>> BEGIN WORKING DATA
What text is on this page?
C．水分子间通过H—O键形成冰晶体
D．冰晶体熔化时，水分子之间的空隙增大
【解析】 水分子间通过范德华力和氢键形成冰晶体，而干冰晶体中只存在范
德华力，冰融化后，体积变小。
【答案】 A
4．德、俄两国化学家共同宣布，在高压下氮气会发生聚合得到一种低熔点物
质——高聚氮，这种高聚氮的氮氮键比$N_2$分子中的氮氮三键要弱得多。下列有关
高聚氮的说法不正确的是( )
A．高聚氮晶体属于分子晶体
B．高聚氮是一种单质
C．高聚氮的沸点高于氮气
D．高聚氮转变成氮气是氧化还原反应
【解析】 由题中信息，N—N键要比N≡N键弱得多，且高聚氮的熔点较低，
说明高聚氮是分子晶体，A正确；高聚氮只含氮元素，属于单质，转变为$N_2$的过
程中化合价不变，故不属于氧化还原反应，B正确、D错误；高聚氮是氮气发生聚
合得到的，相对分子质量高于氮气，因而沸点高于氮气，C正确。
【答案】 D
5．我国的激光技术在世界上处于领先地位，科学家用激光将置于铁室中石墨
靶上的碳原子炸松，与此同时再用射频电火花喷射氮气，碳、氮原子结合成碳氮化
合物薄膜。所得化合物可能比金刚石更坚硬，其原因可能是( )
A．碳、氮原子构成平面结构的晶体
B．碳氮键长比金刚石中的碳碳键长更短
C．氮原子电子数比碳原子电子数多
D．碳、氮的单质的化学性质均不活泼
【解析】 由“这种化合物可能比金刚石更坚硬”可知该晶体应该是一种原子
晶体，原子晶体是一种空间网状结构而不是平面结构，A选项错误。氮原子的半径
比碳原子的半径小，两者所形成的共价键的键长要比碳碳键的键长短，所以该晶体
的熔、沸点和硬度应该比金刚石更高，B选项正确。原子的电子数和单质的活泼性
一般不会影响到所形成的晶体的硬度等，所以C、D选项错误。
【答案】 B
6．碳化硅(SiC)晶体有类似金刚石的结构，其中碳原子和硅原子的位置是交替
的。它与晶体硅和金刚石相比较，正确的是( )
>> END WORKING DATA
### WHAT YOU NEED TO DO
Write out all the lines again, exactly as they are.

### FULL RESPONSE
What text is on this page?
C．水分子间通过H—O键形成冰晶体
D．冰晶体熔化时，水分子之间的空隙增大
【解析】 水分子间通过范德华力和氢键形成冰晶体，而干冰晶体中只存在范
德华力，冰融化后，体积变小。
【答案】 A
4．德、俄两国化学家共同宣布，在高压下氮气会发生聚合得到一种低熔点物
质——高聚氮，这种高聚氮的氮氮键比$N_2$分子中的氮氮三键要弱得多。下列有关
高聚氮的说法不正确的是( )
A．高聚氮晶体属于分子晶体
B．高聚氮是一种单质
C．高聚氮的沸点高于氮气
D．高聚氮转变成氮气是氧化还原反应
【解析】 由题中信息，N—N键要比N≡N键弱得多，且高聚氮的熔点较低，
说明高聚氮是分子晶体，A正确；高聚氮只含氮元素，属于单质，转变为$N_2$的过
程中化合价不变，故不属于氧化还原反应，B正确、D错误；高聚氮是氮气发生聚
合得到的，相对分子质量高于氮气，因而沸点高于氮气，C正确。
【答案】 D
5．我国的激光技术在世界上处于领先地位，科学家用激光将置于铁室中石墨
靶上的碳原子炸松，与此同时再用射频电火花喷射氮气，碳、氮原子结合成碳氮化
合物薄膜。所得化合物可能比金刚石更坚硬，其原因可能是( )
A．碳、氮原子构成平面结构的晶体
B．碳氮键长比金刚石中的碳碳键长更短
C．氮原子电子数比碳原子电子数多
D．碳、氮的单质的化学性质均不活泼
【解析】 由“这种化合物可能比金刚石更坚硬”可知该晶体应该是一种原子
晶体，原子晶体是一种空间网状结构而不是平面结构，A选项错误。氮原子的半径
比碳原子的半径小，两者所形成的共价键的键长要比碳碳键的键长短，所以该晶体
的熔、沸点和硬度应该比金刚石更高，B选项正确。原子的电子数和单质的活泼性
一般不会影响到所形成的晶体的硬度等，所以C、D选项错误。
【答案】 B
6．碳化硅(SiC)晶体有类似金刚石的结构，其中碳原子和硅原子的位置是交替
的。它与晶体硅和金刚石相比较，正确的是( )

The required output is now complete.